Data tied to figure images

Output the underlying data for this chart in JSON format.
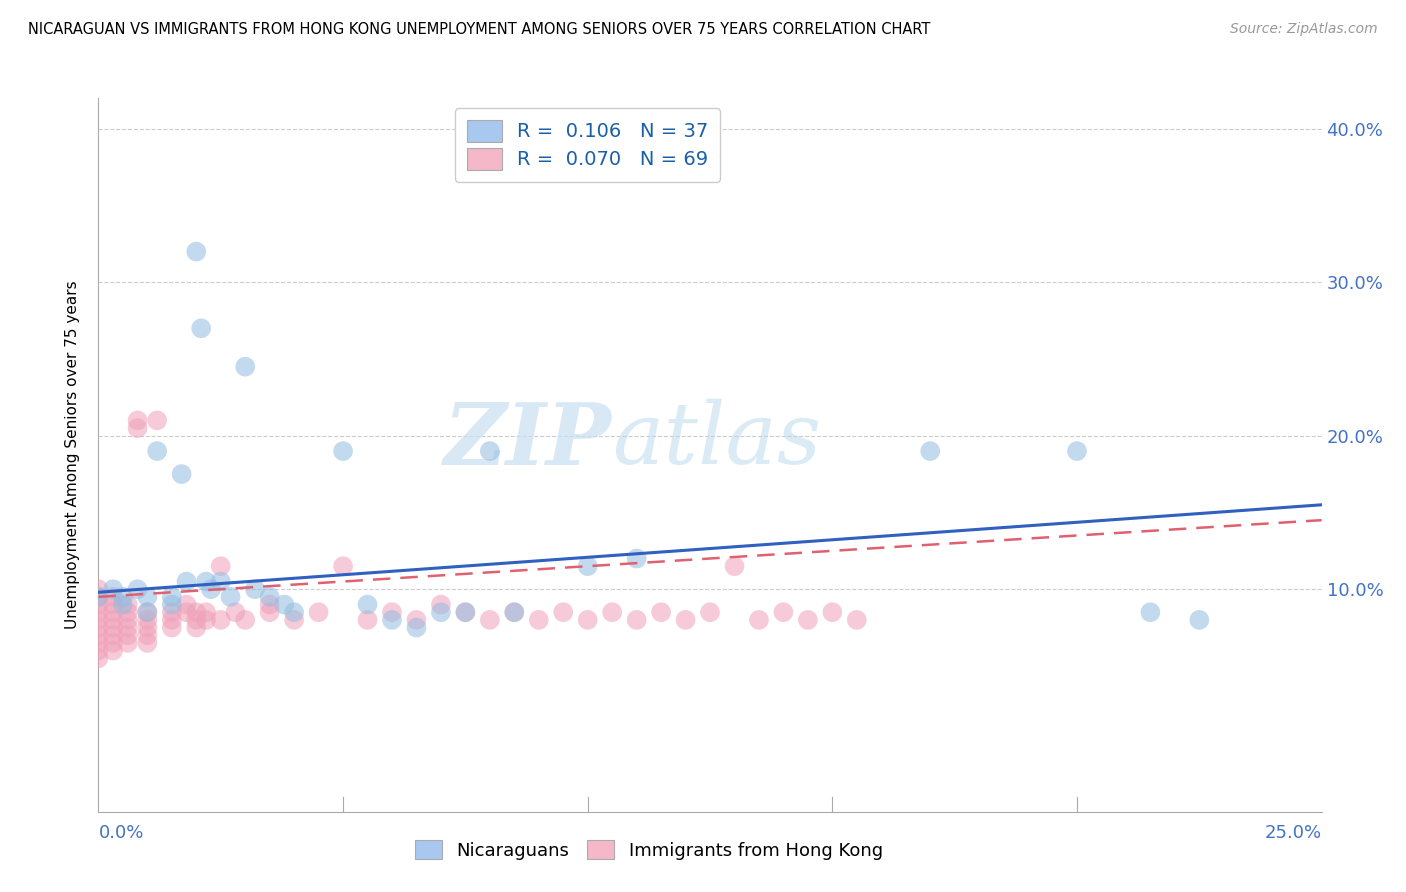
{
  "title": "NICARAGUAN VS IMMIGRANTS FROM HONG KONG UNEMPLOYMENT AMONG SENIORS OVER 75 YEARS CORRELATION CHART",
  "source": "Source: ZipAtlas.com",
  "ylabel": "Unemployment Among Seniors over 75 years",
  "xlim": [
    0.0,
    0.25
  ],
  "ylim": [
    -0.045,
    0.42
  ],
  "watermark_zip": "ZIP",
  "watermark_atlas": "atlas",
  "blue_scatter_color": "#92bce0",
  "pink_scatter_color": "#f0a0b8",
  "blue_line_color": "#3060c0",
  "pink_line_color": "#e06070",
  "grid_color": "#cccccc",
  "tick_color": "#4472c4",
  "nicaraguan_points": [
    [
      0.0,
      0.095
    ],
    [
      0.003,
      0.1
    ],
    [
      0.005,
      0.09
    ],
    [
      0.005,
      0.095
    ],
    [
      0.008,
      0.1
    ],
    [
      0.01,
      0.085
    ],
    [
      0.01,
      0.095
    ],
    [
      0.012,
      0.19
    ],
    [
      0.015,
      0.095
    ],
    [
      0.015,
      0.09
    ],
    [
      0.017,
      0.175
    ],
    [
      0.018,
      0.105
    ],
    [
      0.02,
      0.32
    ],
    [
      0.021,
      0.27
    ],
    [
      0.022,
      0.105
    ],
    [
      0.023,
      0.1
    ],
    [
      0.025,
      0.105
    ],
    [
      0.027,
      0.095
    ],
    [
      0.03,
      0.245
    ],
    [
      0.032,
      0.1
    ],
    [
      0.035,
      0.095
    ],
    [
      0.038,
      0.09
    ],
    [
      0.04,
      0.085
    ],
    [
      0.05,
      0.19
    ],
    [
      0.055,
      0.09
    ],
    [
      0.06,
      0.08
    ],
    [
      0.065,
      0.075
    ],
    [
      0.07,
      0.085
    ],
    [
      0.075,
      0.085
    ],
    [
      0.08,
      0.19
    ],
    [
      0.085,
      0.085
    ],
    [
      0.1,
      0.115
    ],
    [
      0.11,
      0.12
    ],
    [
      0.17,
      0.19
    ],
    [
      0.2,
      0.19
    ],
    [
      0.215,
      0.085
    ],
    [
      0.225,
      0.08
    ]
  ],
  "hk_points": [
    [
      0.0,
      0.1
    ],
    [
      0.0,
      0.095
    ],
    [
      0.0,
      0.09
    ],
    [
      0.0,
      0.085
    ],
    [
      0.0,
      0.08
    ],
    [
      0.0,
      0.075
    ],
    [
      0.0,
      0.07
    ],
    [
      0.0,
      0.065
    ],
    [
      0.0,
      0.06
    ],
    [
      0.0,
      0.055
    ],
    [
      0.003,
      0.095
    ],
    [
      0.003,
      0.09
    ],
    [
      0.003,
      0.085
    ],
    [
      0.003,
      0.08
    ],
    [
      0.003,
      0.075
    ],
    [
      0.003,
      0.07
    ],
    [
      0.003,
      0.065
    ],
    [
      0.003,
      0.06
    ],
    [
      0.006,
      0.09
    ],
    [
      0.006,
      0.085
    ],
    [
      0.006,
      0.08
    ],
    [
      0.006,
      0.075
    ],
    [
      0.006,
      0.07
    ],
    [
      0.006,
      0.065
    ],
    [
      0.008,
      0.21
    ],
    [
      0.008,
      0.205
    ],
    [
      0.01,
      0.085
    ],
    [
      0.01,
      0.08
    ],
    [
      0.01,
      0.075
    ],
    [
      0.01,
      0.07
    ],
    [
      0.01,
      0.065
    ],
    [
      0.012,
      0.21
    ],
    [
      0.015,
      0.085
    ],
    [
      0.015,
      0.08
    ],
    [
      0.015,
      0.075
    ],
    [
      0.018,
      0.09
    ],
    [
      0.018,
      0.085
    ],
    [
      0.02,
      0.085
    ],
    [
      0.02,
      0.08
    ],
    [
      0.02,
      0.075
    ],
    [
      0.022,
      0.085
    ],
    [
      0.022,
      0.08
    ],
    [
      0.025,
      0.115
    ],
    [
      0.025,
      0.08
    ],
    [
      0.028,
      0.085
    ],
    [
      0.03,
      0.08
    ],
    [
      0.035,
      0.09
    ],
    [
      0.035,
      0.085
    ],
    [
      0.04,
      0.08
    ],
    [
      0.045,
      0.085
    ],
    [
      0.05,
      0.115
    ],
    [
      0.055,
      0.08
    ],
    [
      0.06,
      0.085
    ],
    [
      0.065,
      0.08
    ],
    [
      0.07,
      0.09
    ],
    [
      0.075,
      0.085
    ],
    [
      0.08,
      0.08
    ],
    [
      0.085,
      0.085
    ],
    [
      0.09,
      0.08
    ],
    [
      0.095,
      0.085
    ],
    [
      0.1,
      0.08
    ],
    [
      0.105,
      0.085
    ],
    [
      0.11,
      0.08
    ],
    [
      0.115,
      0.085
    ],
    [
      0.12,
      0.08
    ],
    [
      0.125,
      0.085
    ],
    [
      0.13,
      0.115
    ],
    [
      0.135,
      0.08
    ],
    [
      0.14,
      0.085
    ],
    [
      0.145,
      0.08
    ],
    [
      0.15,
      0.085
    ],
    [
      0.155,
      0.08
    ]
  ],
  "nic_trend": [
    0.098,
    0.155
  ],
  "hk_trend": [
    0.095,
    0.145
  ]
}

TASK DETAILS
Print every entry exactly as written, without the pictures.

REPLY TO THE EXERCISE
Output the underlying data for this chart in JSON format.
{
  "title": "NICARAGUAN VS IMMIGRANTS FROM HONG KONG UNEMPLOYMENT AMONG SENIORS OVER 75 YEARS CORRELATION CHART",
  "source": "Source: ZipAtlas.com",
  "ylabel": "Unemployment Among Seniors over 75 years",
  "xlim": [
    0.0,
    0.25
  ],
  "ylim": [
    -0.045,
    0.42
  ],
  "watermark_zip": "ZIP",
  "watermark_atlas": "atlas",
  "blue_scatter_color": "#92bce0",
  "pink_scatter_color": "#f0a0b8",
  "blue_line_color": "#3060c0",
  "pink_line_color": "#e06070",
  "grid_color": "#cccccc",
  "tick_color": "#4472c4",
  "nicaraguan_points": [
    [
      0.0,
      0.095
    ],
    [
      0.003,
      0.1
    ],
    [
      0.005,
      0.09
    ],
    [
      0.005,
      0.095
    ],
    [
      0.008,
      0.1
    ],
    [
      0.01,
      0.085
    ],
    [
      0.01,
      0.095
    ],
    [
      0.012,
      0.19
    ],
    [
      0.015,
      0.095
    ],
    [
      0.015,
      0.09
    ],
    [
      0.017,
      0.175
    ],
    [
      0.018,
      0.105
    ],
    [
      0.02,
      0.32
    ],
    [
      0.021,
      0.27
    ],
    [
      0.022,
      0.105
    ],
    [
      0.023,
      0.1
    ],
    [
      0.025,
      0.105
    ],
    [
      0.027,
      0.095
    ],
    [
      0.03,
      0.245
    ],
    [
      0.032,
      0.1
    ],
    [
      0.035,
      0.095
    ],
    [
      0.038,
      0.09
    ],
    [
      0.04,
      0.085
    ],
    [
      0.05,
      0.19
    ],
    [
      0.055,
      0.09
    ],
    [
      0.06,
      0.08
    ],
    [
      0.065,
      0.075
    ],
    [
      0.07,
      0.085
    ],
    [
      0.075,
      0.085
    ],
    [
      0.08,
      0.19
    ],
    [
      0.085,
      0.085
    ],
    [
      0.1,
      0.115
    ],
    [
      0.11,
      0.12
    ],
    [
      0.17,
      0.19
    ],
    [
      0.2,
      0.19
    ],
    [
      0.215,
      0.085
    ],
    [
      0.225,
      0.08
    ]
  ],
  "hk_points": [
    [
      0.0,
      0.1
    ],
    [
      0.0,
      0.095
    ],
    [
      0.0,
      0.09
    ],
    [
      0.0,
      0.085
    ],
    [
      0.0,
      0.08
    ],
    [
      0.0,
      0.075
    ],
    [
      0.0,
      0.07
    ],
    [
      0.0,
      0.065
    ],
    [
      0.0,
      0.06
    ],
    [
      0.0,
      0.055
    ],
    [
      0.003,
      0.095
    ],
    [
      0.003,
      0.09
    ],
    [
      0.003,
      0.085
    ],
    [
      0.003,
      0.08
    ],
    [
      0.003,
      0.075
    ],
    [
      0.003,
      0.07
    ],
    [
      0.003,
      0.065
    ],
    [
      0.003,
      0.06
    ],
    [
      0.006,
      0.09
    ],
    [
      0.006,
      0.085
    ],
    [
      0.006,
      0.08
    ],
    [
      0.006,
      0.075
    ],
    [
      0.006,
      0.07
    ],
    [
      0.006,
      0.065
    ],
    [
      0.008,
      0.21
    ],
    [
      0.008,
      0.205
    ],
    [
      0.01,
      0.085
    ],
    [
      0.01,
      0.08
    ],
    [
      0.01,
      0.075
    ],
    [
      0.01,
      0.07
    ],
    [
      0.01,
      0.065
    ],
    [
      0.012,
      0.21
    ],
    [
      0.015,
      0.085
    ],
    [
      0.015,
      0.08
    ],
    [
      0.015,
      0.075
    ],
    [
      0.018,
      0.09
    ],
    [
      0.018,
      0.085
    ],
    [
      0.02,
      0.085
    ],
    [
      0.02,
      0.08
    ],
    [
      0.02,
      0.075
    ],
    [
      0.022,
      0.085
    ],
    [
      0.022,
      0.08
    ],
    [
      0.025,
      0.115
    ],
    [
      0.025,
      0.08
    ],
    [
      0.028,
      0.085
    ],
    [
      0.03,
      0.08
    ],
    [
      0.035,
      0.09
    ],
    [
      0.035,
      0.085
    ],
    [
      0.04,
      0.08
    ],
    [
      0.045,
      0.085
    ],
    [
      0.05,
      0.115
    ],
    [
      0.055,
      0.08
    ],
    [
      0.06,
      0.085
    ],
    [
      0.065,
      0.08
    ],
    [
      0.07,
      0.09
    ],
    [
      0.075,
      0.085
    ],
    [
      0.08,
      0.08
    ],
    [
      0.085,
      0.085
    ],
    [
      0.09,
      0.08
    ],
    [
      0.095,
      0.085
    ],
    [
      0.1,
      0.08
    ],
    [
      0.105,
      0.085
    ],
    [
      0.11,
      0.08
    ],
    [
      0.115,
      0.085
    ],
    [
      0.12,
      0.08
    ],
    [
      0.125,
      0.085
    ],
    [
      0.13,
      0.115
    ],
    [
      0.135,
      0.08
    ],
    [
      0.14,
      0.085
    ],
    [
      0.145,
      0.08
    ],
    [
      0.15,
      0.085
    ],
    [
      0.155,
      0.08
    ]
  ],
  "nic_trend": [
    0.098,
    0.155
  ],
  "hk_trend": [
    0.095,
    0.145
  ]
}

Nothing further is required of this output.